--- BEGIN RECORDS SUPPLIED ---

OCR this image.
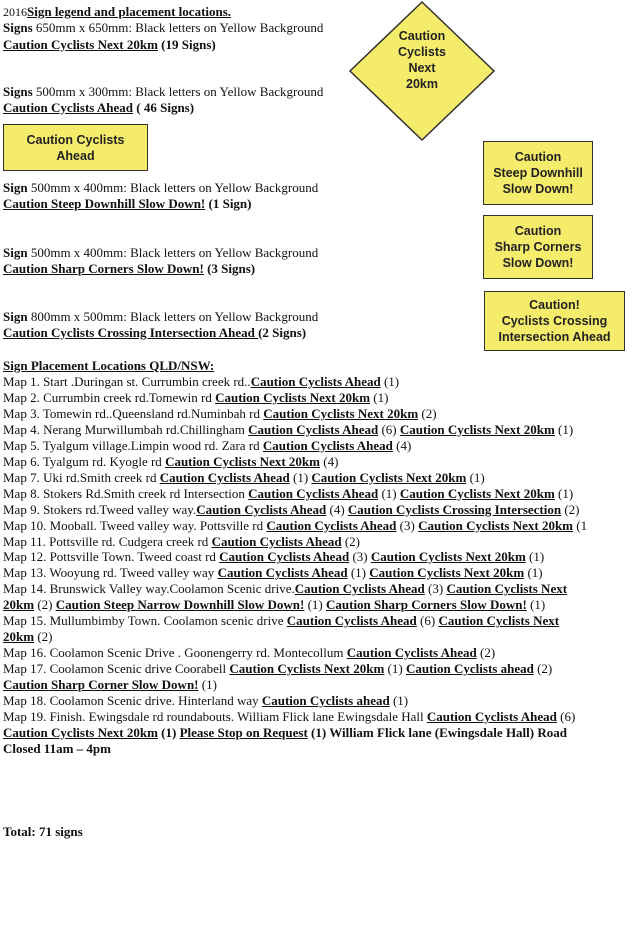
2016Sign legend and placement locations.
Signs 650mm x 650mm: Black letters on Yellow Background
Caution Cyclists Next 20km (19 Signs)
Signs 500mm x 300mm: Black letters on Yellow Background
Caution Cyclists Ahead ( 46 Signs)
Sign 500mm x 400mm: Black letters on Yellow Background
Caution Steep Downhill Slow Down! (1 Sign)
Sign 500mm x 400mm: Black letters on Yellow Background
Caution Sharp Corners Slow Down! (3 Signs)
Sign 800mm x 500mm: Black letters on Yellow Background
Caution Cyclists Crossing Intersection Ahead (2 Signs)
Caution
Cyclists
Next
20km
Caution Cyclists
Ahead	Caution
Steep Downhill
Slow Down!
Caution
Sharp Corners
Slow Down!
Caution!
Cyclists Crossing
Intersection Ahead
Sign Placement Locations QLD/NSW:
Map 1. Start .Duringan st. Currumbin creek rd..Caution Cyclists Ahead (1)
Map 2. Currumbin creek rd.Tomewin rd Caution Cyclists Next 20km (1)
Map 3. Tomewin rd..Queensland rd.Numinbah rd Caution Cyclists Next 20km (2)
Map 4. Nerang Murwillumbah rd.Chillingham Caution Cyclists Ahead (6) Caution Cyclists Next 20km (1)
Map 5. Tyalgum village.Limpin wood rd. Zara rd Caution Cyclists Ahead (4)
Map 6. Tyalgum rd. Kyogle rd Caution Cyclists Next 20km (4)
Map 7. Uki rd.Smith creek rd Caution Cyclists Ahead (1) Caution Cyclists Next 20km (1)
Map 8. Stokers Rd.Smith creek rd Intersection Caution Cyclists Ahead (1) Caution Cyclists Next 20km (1)
Map 9. Stokers rd.Tweed valley way.Caution Cyclists Ahead (4) Caution Cyclists Crossing Intersection (2)
Map 10. Mooball. Tweed valley way. Pottsville rd Caution Cyclists Ahead (3) Caution Cyclists Next 20km (1
Map 11. Pottsville rd. Cudgera creek rd Caution Cyclists Ahead (2)
Map 12. Pottsville Town. Tweed coast rd Caution Cyclists Ahead (3) Caution Cyclists Next 20km (1)
Map 13. Wooyung rd. Tweed valley way Caution Cyclists Ahead (1) Caution Cyclists Next 20km (1)
Map 14. Brunswick Valley way.Coolamon Scenic drive.Caution Cyclists Ahead (3) Caution Cyclists Next
20km (2) Caution Steep Narrow Downhill Slow Down! (1) Caution Sharp Corners Slow Down! (1)
Map 15. Mullumbimby Town. Coolamon scenic drive Caution Cyclists Ahead (6) Caution Cyclists Next
20km (2)
Map 16. Coolamon Scenic Drive . Goonengerry rd. Montecollum Caution Cyclists Ahead (2)
Map 17. Coolamon Scenic drive Coorabell Caution Cyclists Next 20km (1) Caution Cyclists ahead (2)
Caution Sharp Corner Slow Down! (1)
Map 18. Coolamon Scenic drive. Hinterland way Caution Cyclists ahead (1)
Map 19. Finish. Ewingsdale rd roundabouts. William Flick lane Ewingsdale Hall Caution Cyclists Ahead (6)
Caution Cyclists Next 20km (1) Please Stop on Request (1) William Flick lane (Ewingsdale Hall) Road
Closed 11am – 4pm
Total: 71 signs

--- END RECORDS SUPPLIED ---

## EXERCISE GOAL:
Copy out the entries verbatim and leave the images out.

## CORRECT RESULT:
OCR this image.
2016Sign legend and placement locations.
Signs 650mm x 650mm: Black letters on Yellow Background
Caution Cyclists Next 20km (19 Signs)
Signs 500mm x 300mm: Black letters on Yellow Background
Caution Cyclists Ahead ( 46 Signs)
Sign 500mm x 400mm: Black letters on Yellow Background
Caution Steep Downhill Slow Down! (1 Sign)
Sign 500mm x 400mm: Black letters on Yellow Background
Caution Sharp Corners Slow Down! (3 Signs)
Sign 800mm x 500mm: Black letters on Yellow Background
Caution Cyclists Crossing Intersection Ahead (2 Signs)
Caution
Cyclists
Next
20km
Caution Cyclists
Ahead	Caution
Steep Downhill
Slow Down!
Caution
Sharp Corners
Slow Down!
Caution!
Cyclists Crossing
Intersection Ahead
Sign Placement Locations QLD/NSW:
Map 1. Start .Duringan st. Currumbin creek rd..Caution Cyclists Ahead (1)
Map 2. Currumbin creek rd.Tomewin rd Caution Cyclists Next 20km (1)
Map 3. Tomewin rd..Queensland rd.Numinbah rd Caution Cyclists Next 20km (2)
Map 4. Nerang Murwillumbah rd.Chillingham Caution Cyclists Ahead (6) Caution Cyclists Next 20km (1)
Map 5. Tyalgum village.Limpin wood rd. Zara rd Caution Cyclists Ahead (4)
Map 6. Tyalgum rd. Kyogle rd Caution Cyclists Next 20km (4)
Map 7. Uki rd.Smith creek rd Caution Cyclists Ahead (1) Caution Cyclists Next 20km (1)
Map 8. Stokers Rd.Smith creek rd Intersection Caution Cyclists Ahead (1) Caution Cyclists Next 20km (1)
Map 9. Stokers rd.Tweed valley way.Caution Cyclists Ahead (4) Caution Cyclists Crossing Intersection (2)
Map 10. Mooball. Tweed valley way. Pottsville rd Caution Cyclists Ahead (3) Caution Cyclists Next 20km (1
Map 11. Pottsville rd. Cudgera creek rd Caution Cyclists Ahead (2)
Map 12. Pottsville Town. Tweed coast rd Caution Cyclists Ahead (3) Caution Cyclists Next 20km (1)
Map 13. Wooyung rd. Tweed valley way Caution Cyclists Ahead (1) Caution Cyclists Next 20km (1)
Map 14. Brunswick Valley way.Coolamon Scenic drive.Caution Cyclists Ahead (3) Caution Cyclists Next
20km (2) Caution Steep Narrow Downhill Slow Down! (1) Caution Sharp Corners Slow Down! (1)
Map 15. Mullumbimby Town. Coolamon scenic drive Caution Cyclists Ahead (6) Caution Cyclists Next
20km (2)
Map 16. Coolamon Scenic Drive . Goonengerry rd. Montecollum Caution Cyclists Ahead (2)
Map 17. Coolamon Scenic drive Coorabell Caution Cyclists Next 20km (1) Caution Cyclists ahead (2)
Caution Sharp Corner Slow Down! (1)
Map 18. Coolamon Scenic drive. Hinterland way Caution Cyclists ahead (1)
Map 19. Finish. Ewingsdale rd roundabouts. William Flick lane Ewingsdale Hall Caution Cyclists Ahead (6)
Caution Cyclists Next 20km (1) Please Stop on Request (1) William Flick lane (Ewingsdale Hall) Road
Closed 11am – 4pm
Total: 71 signs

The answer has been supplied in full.